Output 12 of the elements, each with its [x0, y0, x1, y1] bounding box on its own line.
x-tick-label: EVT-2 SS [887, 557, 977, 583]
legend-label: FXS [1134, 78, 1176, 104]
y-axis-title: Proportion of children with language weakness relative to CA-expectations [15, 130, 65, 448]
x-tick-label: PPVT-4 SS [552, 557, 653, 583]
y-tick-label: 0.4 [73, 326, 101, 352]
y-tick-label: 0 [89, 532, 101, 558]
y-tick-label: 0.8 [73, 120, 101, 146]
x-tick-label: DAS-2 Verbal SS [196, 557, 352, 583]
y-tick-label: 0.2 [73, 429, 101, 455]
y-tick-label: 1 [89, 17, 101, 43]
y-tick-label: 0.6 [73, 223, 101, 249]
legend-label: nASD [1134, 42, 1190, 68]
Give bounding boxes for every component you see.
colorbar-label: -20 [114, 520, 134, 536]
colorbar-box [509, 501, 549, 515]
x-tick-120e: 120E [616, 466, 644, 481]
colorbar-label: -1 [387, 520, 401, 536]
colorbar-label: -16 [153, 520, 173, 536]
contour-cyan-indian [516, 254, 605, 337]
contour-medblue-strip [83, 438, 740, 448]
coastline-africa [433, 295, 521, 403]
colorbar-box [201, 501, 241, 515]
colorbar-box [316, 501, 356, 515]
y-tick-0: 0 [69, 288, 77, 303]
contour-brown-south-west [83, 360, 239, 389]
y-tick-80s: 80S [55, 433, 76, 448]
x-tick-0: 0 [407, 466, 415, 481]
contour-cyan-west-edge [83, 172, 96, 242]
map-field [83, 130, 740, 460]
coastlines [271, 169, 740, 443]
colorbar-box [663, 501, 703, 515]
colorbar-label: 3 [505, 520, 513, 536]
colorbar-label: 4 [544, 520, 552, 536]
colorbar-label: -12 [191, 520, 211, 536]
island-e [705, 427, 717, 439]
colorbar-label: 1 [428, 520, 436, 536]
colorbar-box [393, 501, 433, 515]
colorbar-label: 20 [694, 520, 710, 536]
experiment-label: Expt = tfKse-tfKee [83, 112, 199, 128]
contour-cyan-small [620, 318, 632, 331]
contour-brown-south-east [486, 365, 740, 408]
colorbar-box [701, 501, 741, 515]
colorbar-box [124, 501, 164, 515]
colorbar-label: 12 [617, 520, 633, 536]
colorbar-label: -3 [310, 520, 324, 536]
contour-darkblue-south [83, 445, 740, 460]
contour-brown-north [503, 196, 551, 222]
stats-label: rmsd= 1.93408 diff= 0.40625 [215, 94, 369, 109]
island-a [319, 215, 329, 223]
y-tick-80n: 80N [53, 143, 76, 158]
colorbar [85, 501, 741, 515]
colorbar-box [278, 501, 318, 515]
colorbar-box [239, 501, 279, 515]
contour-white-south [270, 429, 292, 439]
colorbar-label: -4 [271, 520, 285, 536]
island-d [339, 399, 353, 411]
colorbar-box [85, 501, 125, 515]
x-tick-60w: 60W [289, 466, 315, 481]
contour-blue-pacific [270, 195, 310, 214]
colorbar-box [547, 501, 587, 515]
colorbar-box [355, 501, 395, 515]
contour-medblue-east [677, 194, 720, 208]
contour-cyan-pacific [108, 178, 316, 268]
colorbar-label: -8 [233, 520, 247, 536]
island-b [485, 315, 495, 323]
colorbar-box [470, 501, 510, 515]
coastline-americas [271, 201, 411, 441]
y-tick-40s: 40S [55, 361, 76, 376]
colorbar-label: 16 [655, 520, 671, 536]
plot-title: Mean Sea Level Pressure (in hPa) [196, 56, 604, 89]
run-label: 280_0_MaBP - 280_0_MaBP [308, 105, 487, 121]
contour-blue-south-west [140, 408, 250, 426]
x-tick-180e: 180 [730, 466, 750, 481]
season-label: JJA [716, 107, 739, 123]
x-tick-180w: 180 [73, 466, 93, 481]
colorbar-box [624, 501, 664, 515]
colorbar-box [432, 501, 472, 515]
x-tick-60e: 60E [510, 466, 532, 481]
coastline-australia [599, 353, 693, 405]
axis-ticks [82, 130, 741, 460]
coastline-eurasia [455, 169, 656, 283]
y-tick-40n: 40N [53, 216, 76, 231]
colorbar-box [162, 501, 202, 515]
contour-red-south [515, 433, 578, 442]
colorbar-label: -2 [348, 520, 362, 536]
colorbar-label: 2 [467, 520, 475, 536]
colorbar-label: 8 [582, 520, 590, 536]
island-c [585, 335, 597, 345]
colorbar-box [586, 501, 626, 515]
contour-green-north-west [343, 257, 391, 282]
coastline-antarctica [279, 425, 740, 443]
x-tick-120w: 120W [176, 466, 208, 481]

▶ [Task details]
Reproduce every row above verbatim, line for line, with nothing changed or left out.

▶ [Expected answer]
Output 12 of the elements, each with its [x0, y0, x1, y1] bounding box on its own line.
x-tick-label: EVT-2 SS [887, 557, 977, 583]
legend-label: FXS [1134, 78, 1176, 104]
y-axis-title: Proportion of children with language weakness relative to CA-expectations [15, 130, 65, 448]
x-tick-label: PPVT-4 SS [552, 557, 653, 583]
y-tick-label: 0.4 [73, 326, 101, 352]
y-tick-label: 0 [89, 532, 101, 558]
y-tick-label: 0.8 [73, 120, 101, 146]
x-tick-label: DAS-2 Verbal SS [196, 557, 352, 583]
y-tick-label: 0.2 [73, 429, 101, 455]
y-tick-label: 1 [89, 17, 101, 43]
y-tick-label: 0.6 [73, 223, 101, 249]
legend-label: nASD [1134, 42, 1190, 68]
Give bounding boxes for every component you see.
colorbar-label: -20 [114, 520, 134, 536]
colorbar-box [509, 501, 549, 515]
x-tick-120e: 120E [616, 466, 644, 481]
colorbar-label: -1 [387, 520, 401, 536]
colorbar-label: -16 [153, 520, 173, 536]
contour-cyan-indian [516, 254, 605, 337]
contour-medblue-strip [83, 438, 740, 448]
coastline-africa [433, 295, 521, 403]
colorbar-box [201, 501, 241, 515]
colorbar-box [316, 501, 356, 515]
y-tick-0: 0 [69, 288, 77, 303]
contour-brown-south-west [83, 360, 239, 389]
y-tick-80s: 80S [55, 433, 76, 448]
x-tick-0: 0 [407, 466, 415, 481]
contour-cyan-west-edge [83, 172, 96, 242]
map-field [83, 130, 740, 460]
coastlines [271, 169, 740, 443]
colorbar-box [663, 501, 703, 515]
colorbar-label: 3 [505, 520, 513, 536]
colorbar-label: 4 [544, 520, 552, 536]
colorbar-label: -12 [191, 520, 211, 536]
island-e [705, 427, 717, 439]
colorbar-label: 1 [428, 520, 436, 536]
colorbar-box [393, 501, 433, 515]
colorbar-label: 20 [694, 520, 710, 536]
experiment-label: Expt = tfKse-tfKee [83, 112, 199, 128]
contour-cyan-small [620, 318, 632, 331]
contour-brown-south-east [486, 365, 740, 408]
colorbar-box [701, 501, 741, 515]
colorbar-box [124, 501, 164, 515]
colorbar-label: 12 [617, 520, 633, 536]
colorbar-label: -3 [310, 520, 324, 536]
contour-darkblue-south [83, 445, 740, 460]
contour-brown-north [503, 196, 551, 222]
stats-label: rmsd= 1.93408 diff= 0.40625 [215, 94, 369, 109]
island-a [319, 215, 329, 223]
y-tick-80n: 80N [53, 143, 76, 158]
colorbar [85, 501, 741, 515]
colorbar-box [278, 501, 318, 515]
colorbar-box [239, 501, 279, 515]
contour-white-south [270, 429, 292, 439]
colorbar-label: -4 [271, 520, 285, 536]
island-d [339, 399, 353, 411]
colorbar-box [85, 501, 125, 515]
x-tick-60w: 60W [289, 466, 315, 481]
contour-blue-pacific [270, 195, 310, 214]
colorbar-box [547, 501, 587, 515]
colorbar-box [355, 501, 395, 515]
contour-medblue-east [677, 194, 720, 208]
contour-cyan-pacific [108, 178, 316, 268]
colorbar-label: -8 [233, 520, 247, 536]
island-b [485, 315, 495, 323]
colorbar-box [470, 501, 510, 515]
coastline-americas [271, 201, 411, 441]
y-tick-40s: 40S [55, 361, 76, 376]
colorbar-label: 16 [655, 520, 671, 536]
plot-title: Mean Sea Level Pressure (in hPa) [196, 56, 604, 89]
run-label: 280_0_MaBP - 280_0_MaBP [308, 105, 487, 121]
contour-blue-south-west [140, 408, 250, 426]
x-tick-180e: 180 [730, 466, 750, 481]
season-label: JJA [716, 107, 739, 123]
x-tick-180w: 180 [73, 466, 93, 481]
colorbar-box [624, 501, 664, 515]
colorbar-box [432, 501, 472, 515]
x-tick-60e: 60E [510, 466, 532, 481]
coastline-australia [599, 353, 693, 405]
axis-ticks [82, 130, 741, 460]
coastline-eurasia [455, 169, 656, 283]
y-tick-40n: 40N [53, 216, 76, 231]
colorbar-box [162, 501, 202, 515]
contour-red-south [515, 433, 578, 442]
colorbar-label: -2 [348, 520, 362, 536]
colorbar-label: 2 [467, 520, 475, 536]
colorbar-label: 8 [582, 520, 590, 536]
island-c [585, 335, 597, 345]
colorbar-box [586, 501, 626, 515]
contour-green-north-west [343, 257, 391, 282]
coastline-antarctica [279, 425, 740, 443]
x-tick-120w: 120W [176, 466, 208, 481]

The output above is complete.